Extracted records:
** BEGIN **

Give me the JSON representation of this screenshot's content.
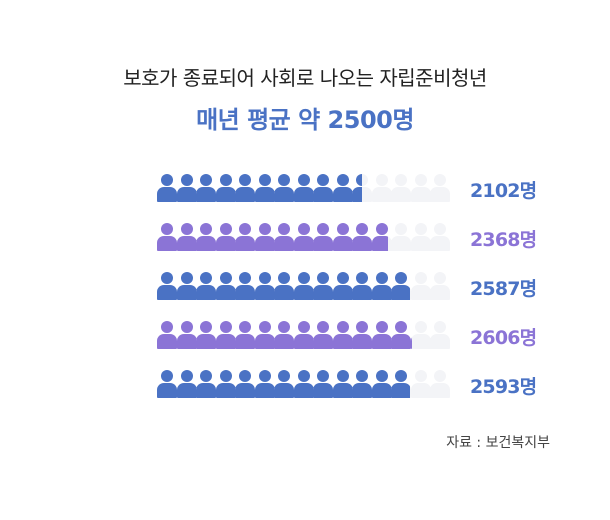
{
  "title": {
    "line1": "보호가 종료되어 사회로 나오는 자립준비청년",
    "line2": "매년 평균 약 2500명"
  },
  "source": "자료 : 보건복지부",
  "colors": {
    "blue": "#4a72c4",
    "purple": "#8b74d6",
    "ghost": "#f3f4f7"
  },
  "chart_data": {
    "type": "bar",
    "series": [
      {
        "label": "2102명",
        "value": 2102,
        "color": "#4a72c4"
      },
      {
        "label": "2368명",
        "value": 2368,
        "color": "#8b74d6"
      },
      {
        "label": "2587명",
        "value": 2587,
        "color": "#4a72c4"
      },
      {
        "label": "2606명",
        "value": 2606,
        "color": "#8b74d6"
      },
      {
        "label": "2593명",
        "value": 2593,
        "color": "#4a72c4"
      }
    ]
  }
}
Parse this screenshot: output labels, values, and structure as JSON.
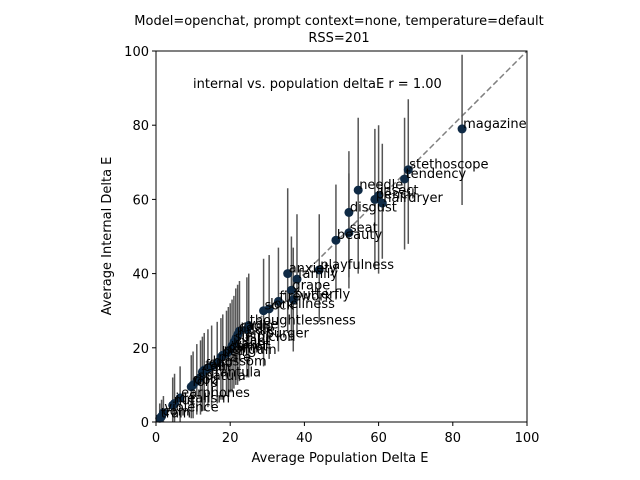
{
  "chart_data": {
    "type": "scatter",
    "title": "Model=openchat, prompt context=none, temperature=default",
    "subtitle": "RSS=201",
    "xlabel": "Average Population Delta E",
    "ylabel": "Average Internal Delta E",
    "xlim": [
      0,
      100
    ],
    "ylim": [
      0,
      100
    ],
    "xticks": [
      "0",
      "20",
      "40",
      "60",
      "80",
      "100"
    ],
    "yticks": [
      "0",
      "20",
      "40",
      "60",
      "80",
      "100"
    ],
    "annotation": "internal vs. population deltaE r = 1.00",
    "grid": false,
    "reference_line": "y = x (dashed gray)",
    "colors": {
      "points": "#0f2a45",
      "error_bars": "#555555",
      "reference": "#808080"
    },
    "points": [
      {
        "label": "magazine",
        "x": 82.5,
        "y": 79,
        "err": [
          58.5,
          99
        ]
      },
      {
        "label": "stethoscope",
        "x": 68,
        "y": 68,
        "err": [
          48,
          87
        ]
      },
      {
        "label": "tendency",
        "x": 67,
        "y": 65.5,
        "err": [
          46.5,
          82
        ]
      },
      {
        "label": "needle",
        "x": 54.5,
        "y": 62.5,
        "err": [
          40,
          82
        ]
      },
      {
        "label": "insect",
        "x": 60,
        "y": 61,
        "err": [
          40,
          80
        ]
      },
      {
        "label": "pencil",
        "x": 59,
        "y": 60,
        "err": [
          41,
          79
        ]
      },
      {
        "label": "hairdryer",
        "x": 61,
        "y": 59,
        "err": [
          44,
          75
        ]
      },
      {
        "label": "disgust",
        "x": 52,
        "y": 56.5,
        "err": [
          39,
          73
        ]
      },
      {
        "label": "seat",
        "x": 52,
        "y": 51,
        "err": [
          36,
          67
        ]
      },
      {
        "label": "beauty",
        "x": 48.5,
        "y": 49,
        "err": [
          33,
          64
        ]
      },
      {
        "label": "playfulness",
        "x": 44,
        "y": 41,
        "err": [
          27,
          56
        ]
      },
      {
        "label": "anxiety",
        "x": 35.5,
        "y": 40,
        "err": [
          24,
          63
        ]
      },
      {
        "label": "family",
        "x": 38,
        "y": 38.5,
        "err": [
          24,
          56
        ]
      },
      {
        "label": "grape",
        "x": 36.5,
        "y": 35.5,
        "err": [
          22,
          50
        ]
      },
      {
        "label": "butterfly",
        "x": 37,
        "y": 33,
        "err": [
          19,
          47
        ]
      },
      {
        "label": "firework",
        "x": 33,
        "y": 32.5,
        "err": [
          19,
          47
        ]
      },
      {
        "label": "loneliness",
        "x": 30.5,
        "y": 30.5,
        "err": [
          17,
          45
        ]
      },
      {
        "label": "sock",
        "x": 29,
        "y": 30,
        "err": [
          15,
          44
        ]
      },
      {
        "label": "thoughtlessness",
        "x": 25,
        "y": 26,
        "err": [
          12,
          40
        ]
      },
      {
        "label": "vase",
        "x": 24.5,
        "y": 25,
        "err": [
          12,
          39
        ]
      },
      {
        "label": "radio",
        "x": 22.5,
        "y": 24.5,
        "err": [
          11,
          38
        ]
      },
      {
        "label": "fiddle",
        "x": 22,
        "y": 23.5,
        "err": [
          10,
          37
        ]
      },
      {
        "label": "hamburger",
        "x": 21.5,
        "y": 22.5,
        "err": [
          10,
          36
        ]
      },
      {
        "label": "suspicion",
        "x": 21,
        "y": 21.5,
        "err": [
          9,
          34
        ]
      },
      {
        "label": "infant",
        "x": 20.5,
        "y": 20.5,
        "err": [
          8,
          33
        ]
      },
      {
        "label": "wallet",
        "x": 20,
        "y": 19.5,
        "err": [
          8,
          32
        ]
      },
      {
        "label": "carrot",
        "x": 19.5,
        "y": 19,
        "err": [
          7,
          31
        ]
      },
      {
        "label": "coffin",
        "x": 19,
        "y": 18.5,
        "err": [
          7,
          30
        ]
      },
      {
        "label": "penguin",
        "x": 18,
        "y": 18,
        "err": [
          6,
          29
        ]
      },
      {
        "label": "bell",
        "x": 17.5,
        "y": 17.5,
        "err": [
          6,
          28
        ]
      },
      {
        "label": "plate",
        "x": 16.5,
        "y": 16,
        "err": [
          5,
          27
        ]
      },
      {
        "label": "blossom",
        "x": 15,
        "y": 15,
        "err": [
          4,
          26
        ]
      },
      {
        "label": "cup",
        "x": 14,
        "y": 14.5,
        "err": [
          4,
          25
        ]
      },
      {
        "label": "fan",
        "x": 13,
        "y": 14,
        "err": [
          3,
          24
        ]
      },
      {
        "label": "coin",
        "x": 12.5,
        "y": 13.5,
        "err": [
          3,
          23
        ]
      },
      {
        "label": "tarantula",
        "x": 12,
        "y": 12,
        "err": [
          2,
          22
        ]
      },
      {
        "label": "spatula",
        "x": 11,
        "y": 11,
        "err": [
          2,
          21
        ]
      },
      {
        "label": "dog",
        "x": 10,
        "y": 10,
        "err": [
          1,
          19
        ]
      },
      {
        "label": "fork",
        "x": 9.5,
        "y": 9.5,
        "err": [
          1,
          18
        ]
      },
      {
        "label": "earphones",
        "x": 6.5,
        "y": 6.5,
        "err": [
          0,
          15
        ]
      },
      {
        "label": "idealism",
        "x": 5,
        "y": 5,
        "err": [
          0,
          13
        ]
      },
      {
        "label": "nut",
        "x": 4.5,
        "y": 4.5,
        "err": [
          0,
          12
        ]
      },
      {
        "label": "violence",
        "x": 2,
        "y": 2.5,
        "err": [
          0,
          7
        ]
      },
      {
        "label": "coin",
        "x": 1.5,
        "y": 1.5,
        "err": [
          0,
          6
        ]
      },
      {
        "label": "train",
        "x": 1,
        "y": 1,
        "err": [
          0,
          5
        ]
      }
    ]
  }
}
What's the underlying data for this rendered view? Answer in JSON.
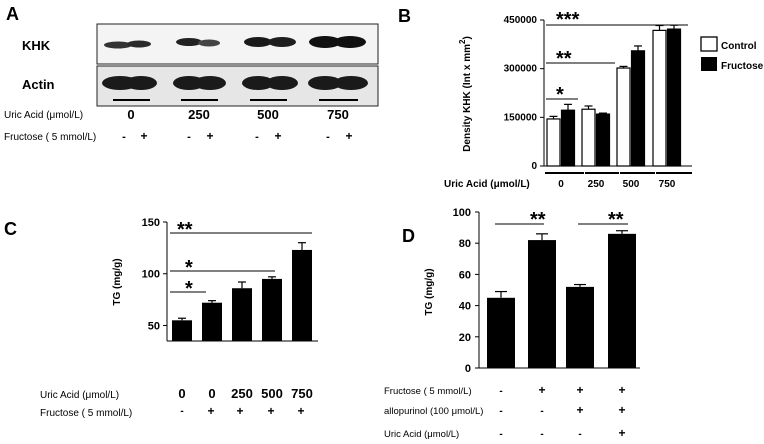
{
  "panels": {
    "A": {
      "letter": "A",
      "rows": [
        "KHK",
        "Actin"
      ],
      "ua_label": "Uric Acid (μmol/L)",
      "fr_label": "Fructose ( 5 mmol/L)",
      "ua_values": [
        "0",
        "250",
        "500",
        "750"
      ],
      "fr_signs": [
        "-",
        "+",
        "-",
        "+",
        "-",
        "+",
        "-",
        "+"
      ]
    },
    "B": {
      "letter": "B",
      "ylabel": "Density KHK (Int x mm",
      "ylabel_sup": "2",
      "ylabel_close": ")",
      "legend": [
        "Control",
        "Fructose"
      ],
      "xlabel": "Uric Acid (μmol/L)",
      "sig": [
        "***",
        "**",
        "*"
      ]
    },
    "C": {
      "letter": "C",
      "ylabel": "TG (mg/g)",
      "ua_label": "Uric Acid (μmol/L)",
      "fr_label": "Fructose ( 5 mmol/L)",
      "fr_signs": [
        "-",
        "+",
        "+",
        "+",
        "+"
      ],
      "sig": [
        "**",
        "*",
        "*"
      ]
    },
    "D": {
      "letter": "D",
      "ylabel": "TG (mg/g)",
      "row_labels": [
        "Fructose ( 5 mmol/L)",
        "allopurinol (100 μmol/L)",
        "Uric Acid (μmol/L)"
      ],
      "row_signs": [
        [
          "-",
          "+",
          "+",
          "+"
        ],
        [
          "-",
          "-",
          "+",
          "+"
        ],
        [
          "-",
          "-",
          "-",
          "+"
        ]
      ],
      "sig": [
        "**",
        "**"
      ]
    }
  },
  "chart_data": [
    {
      "panel": "B",
      "type": "bar",
      "categories": [
        "0",
        "250",
        "500",
        "750"
      ],
      "series": [
        {
          "name": "Control",
          "values": [
            145000,
            175000,
            302000,
            418000
          ],
          "errors": [
            8000,
            10000,
            5000,
            15000
          ],
          "color": "#ffffff"
        },
        {
          "name": "Fructose",
          "values": [
            172000,
            160000,
            355000,
            422000
          ],
          "errors": [
            18000,
            3000,
            15000,
            12000
          ],
          "color": "#000000"
        }
      ],
      "yticks": [
        0,
        150000,
        300000,
        450000
      ],
      "ylim": [
        0,
        450000
      ],
      "ylabel": "Density KHK (Int x mm2)",
      "xlabel": "Uric Acid (μmol/L)"
    },
    {
      "panel": "C",
      "type": "bar",
      "categories": [
        "0",
        "0",
        "250",
        "500",
        "750"
      ],
      "values": [
        55,
        72,
        86,
        95,
        123
      ],
      "errors": [
        2,
        2,
        6,
        2,
        7
      ],
      "color": "#000000",
      "yticks": [
        50,
        100,
        150
      ],
      "ylim": [
        35,
        150
      ],
      "ylabel": "TG (mg/g)"
    },
    {
      "panel": "D",
      "type": "bar",
      "categories": [
        "1",
        "2",
        "3",
        "4"
      ],
      "values": [
        45,
        82,
        52,
        86
      ],
      "errors": [
        4,
        4,
        1.5,
        2
      ],
      "color": "#000000",
      "yticks": [
        0,
        20,
        40,
        60,
        80,
        100
      ],
      "ylim": [
        0,
        100
      ],
      "ylabel": "TG (mg/g)"
    }
  ]
}
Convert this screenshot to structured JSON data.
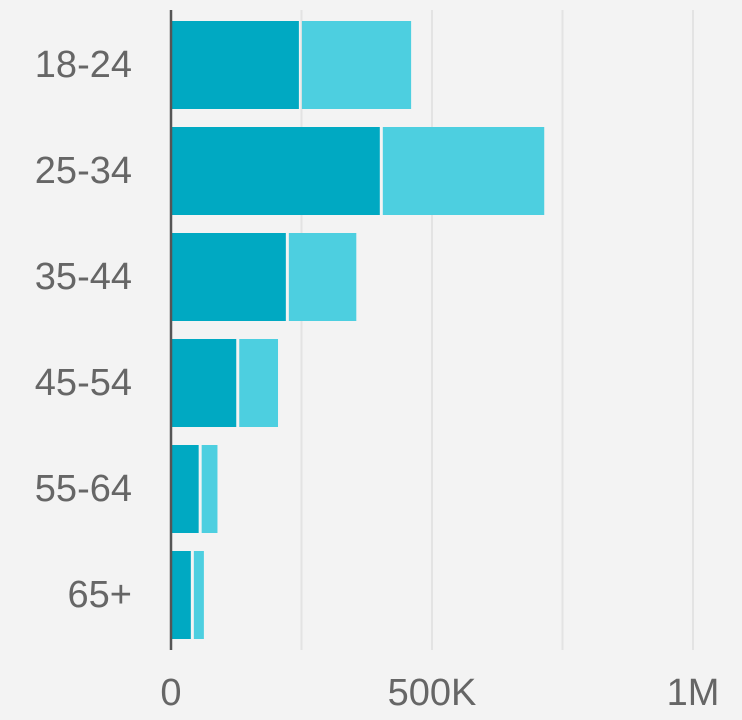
{
  "chart_data": {
    "type": "bar",
    "orientation": "horizontal",
    "stacked": true,
    "categories": [
      "18-24",
      "25-34",
      "35-44",
      "45-54",
      "55-64",
      "65+"
    ],
    "series": [
      {
        "color": "#00a9c2",
        "values": [
          245000,
          400000,
          220000,
          125000,
          53000,
          38000
        ]
      },
      {
        "color": "#4dcfe0",
        "values": [
          215000,
          315000,
          135000,
          80000,
          36000,
          25000
        ]
      }
    ],
    "x_ticks": [
      {
        "value": 0,
        "label": "0"
      },
      {
        "value": 500000,
        "label": "500K"
      },
      {
        "value": 1000000,
        "label": "1M"
      }
    ],
    "xlim": [
      0,
      1000000
    ],
    "grid": true,
    "legend": "none",
    "colors": {
      "background": "#f3f3f3",
      "gridline": "#e3e3e3",
      "axis": "#555555",
      "label": "#666666"
    }
  }
}
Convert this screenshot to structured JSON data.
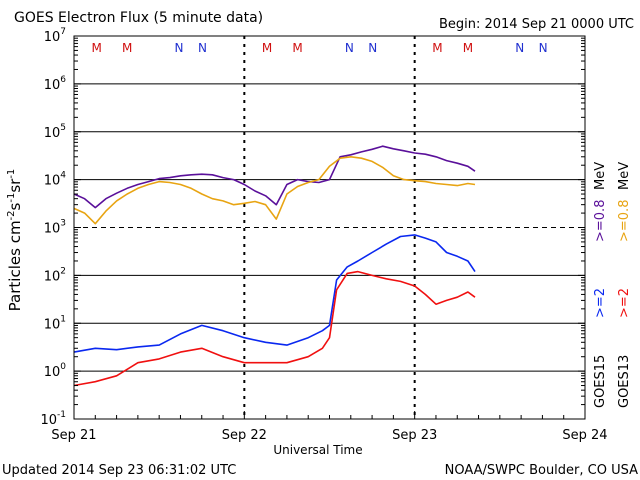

** END **

REQUIREMENT:
Out of the material above, gather each line where "this" appears.

TASK OUTPUT:
Give me the JSON representation of this screenshot's content.
Parse this screenshot: output labels, values, and structure as JSON.
What's the underlying data for this rendered view? Answer in JSON.
Convert this screenshot to structured JSON data.
Convert this screenshot to structured JSON data.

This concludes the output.